-- START DATA FOR THIS EXERCISE --
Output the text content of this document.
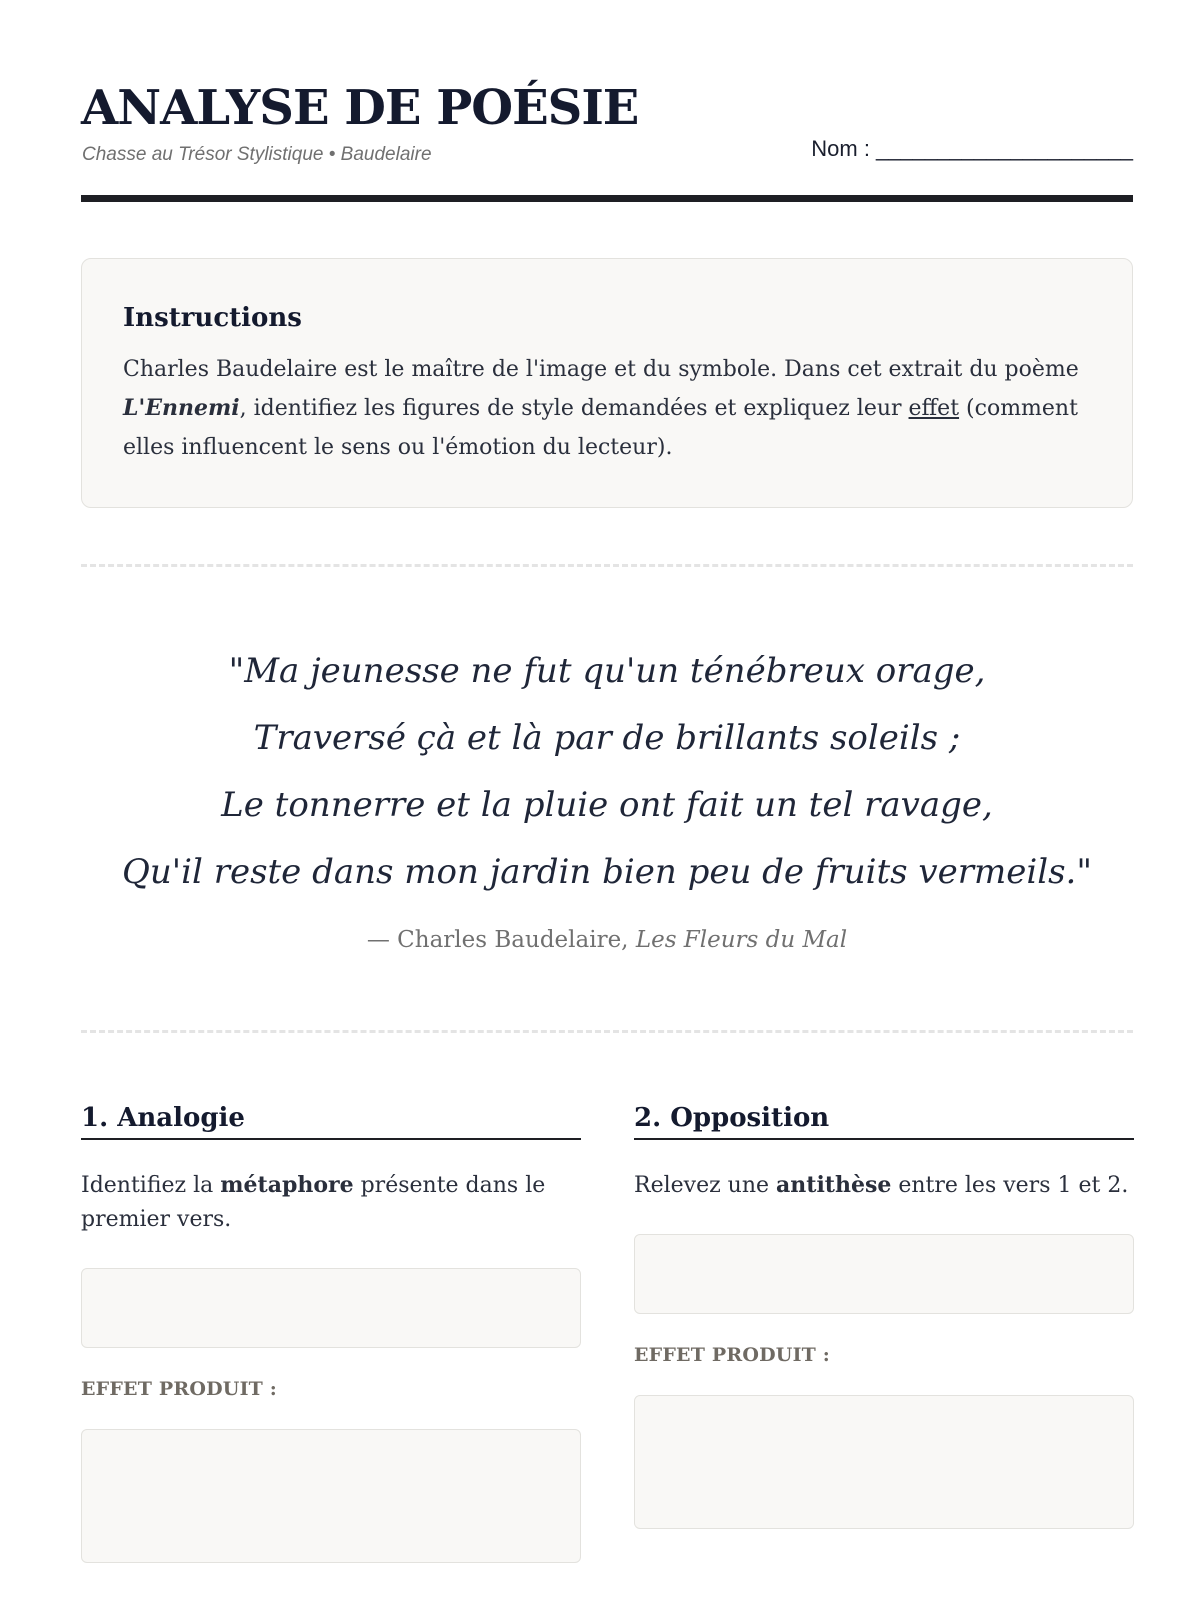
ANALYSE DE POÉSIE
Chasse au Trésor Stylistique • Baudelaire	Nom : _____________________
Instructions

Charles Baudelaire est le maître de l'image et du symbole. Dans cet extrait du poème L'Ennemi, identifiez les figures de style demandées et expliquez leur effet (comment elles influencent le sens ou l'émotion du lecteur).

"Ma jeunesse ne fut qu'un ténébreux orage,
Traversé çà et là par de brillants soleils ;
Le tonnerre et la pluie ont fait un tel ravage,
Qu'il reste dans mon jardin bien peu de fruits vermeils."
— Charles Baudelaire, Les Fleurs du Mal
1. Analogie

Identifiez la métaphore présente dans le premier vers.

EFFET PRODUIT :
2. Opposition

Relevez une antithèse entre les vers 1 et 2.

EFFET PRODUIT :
-- END DATA FOR THIS EXERCISE --
-- START DATA FOR THIS EXERCISE --
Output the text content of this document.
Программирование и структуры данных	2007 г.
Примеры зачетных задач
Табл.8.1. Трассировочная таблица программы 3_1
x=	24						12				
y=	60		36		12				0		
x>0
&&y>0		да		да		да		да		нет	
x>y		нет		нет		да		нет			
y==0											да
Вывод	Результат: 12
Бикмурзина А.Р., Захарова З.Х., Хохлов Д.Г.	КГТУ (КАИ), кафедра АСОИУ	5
-- END DATA FOR THIS EXERCISE --
-- START DATA FOR THIS EXERCISE --
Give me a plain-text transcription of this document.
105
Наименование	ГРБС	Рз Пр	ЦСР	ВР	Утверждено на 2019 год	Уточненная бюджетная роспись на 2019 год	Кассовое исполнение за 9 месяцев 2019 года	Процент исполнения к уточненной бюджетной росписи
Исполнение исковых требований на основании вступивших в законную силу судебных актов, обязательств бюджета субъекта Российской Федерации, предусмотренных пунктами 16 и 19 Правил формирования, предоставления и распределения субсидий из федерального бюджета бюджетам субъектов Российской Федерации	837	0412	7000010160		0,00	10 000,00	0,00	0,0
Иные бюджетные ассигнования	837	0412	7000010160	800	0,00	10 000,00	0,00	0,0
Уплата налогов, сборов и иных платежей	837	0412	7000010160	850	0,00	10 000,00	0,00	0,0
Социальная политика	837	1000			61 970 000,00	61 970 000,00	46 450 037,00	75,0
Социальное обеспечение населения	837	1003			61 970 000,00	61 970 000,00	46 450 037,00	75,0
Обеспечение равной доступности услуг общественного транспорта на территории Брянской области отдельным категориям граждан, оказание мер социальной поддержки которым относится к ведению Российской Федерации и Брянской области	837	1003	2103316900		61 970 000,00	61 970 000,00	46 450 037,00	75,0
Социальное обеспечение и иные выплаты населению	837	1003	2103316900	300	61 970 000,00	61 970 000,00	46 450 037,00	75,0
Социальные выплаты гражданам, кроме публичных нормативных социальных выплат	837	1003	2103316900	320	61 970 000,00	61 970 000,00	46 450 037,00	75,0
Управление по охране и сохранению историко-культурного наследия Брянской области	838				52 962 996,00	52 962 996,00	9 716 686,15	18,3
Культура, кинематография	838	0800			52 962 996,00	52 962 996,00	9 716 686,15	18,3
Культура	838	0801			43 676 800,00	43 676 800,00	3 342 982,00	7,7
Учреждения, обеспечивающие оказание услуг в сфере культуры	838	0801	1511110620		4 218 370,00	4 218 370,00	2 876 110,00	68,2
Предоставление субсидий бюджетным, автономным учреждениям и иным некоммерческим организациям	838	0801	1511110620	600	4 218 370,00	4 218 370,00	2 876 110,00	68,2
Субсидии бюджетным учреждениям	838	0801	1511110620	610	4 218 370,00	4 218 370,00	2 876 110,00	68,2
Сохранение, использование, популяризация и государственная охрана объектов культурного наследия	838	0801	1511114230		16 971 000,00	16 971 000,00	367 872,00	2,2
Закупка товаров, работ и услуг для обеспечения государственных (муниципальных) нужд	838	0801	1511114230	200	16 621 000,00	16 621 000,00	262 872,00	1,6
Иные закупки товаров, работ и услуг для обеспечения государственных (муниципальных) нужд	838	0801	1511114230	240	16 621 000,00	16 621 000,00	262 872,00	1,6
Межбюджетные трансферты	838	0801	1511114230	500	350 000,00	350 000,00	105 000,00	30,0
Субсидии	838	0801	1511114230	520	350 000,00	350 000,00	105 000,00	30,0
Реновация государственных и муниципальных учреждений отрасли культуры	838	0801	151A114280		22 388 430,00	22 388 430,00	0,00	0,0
-- END DATA FOR THIS EXERCISE --
EXERCISE DESCRIPTION >> Filter the records for lines holding the string "Культура". Copy each one.

PROBLEM SOLUTION >>
Культура, кинематография	838	0800			52 962 996,00	52 962 996,00	9 716 686,15	18,3
Культура	838	0801			43 676 800,00	43 676 800,00	3 342 982,00	7,7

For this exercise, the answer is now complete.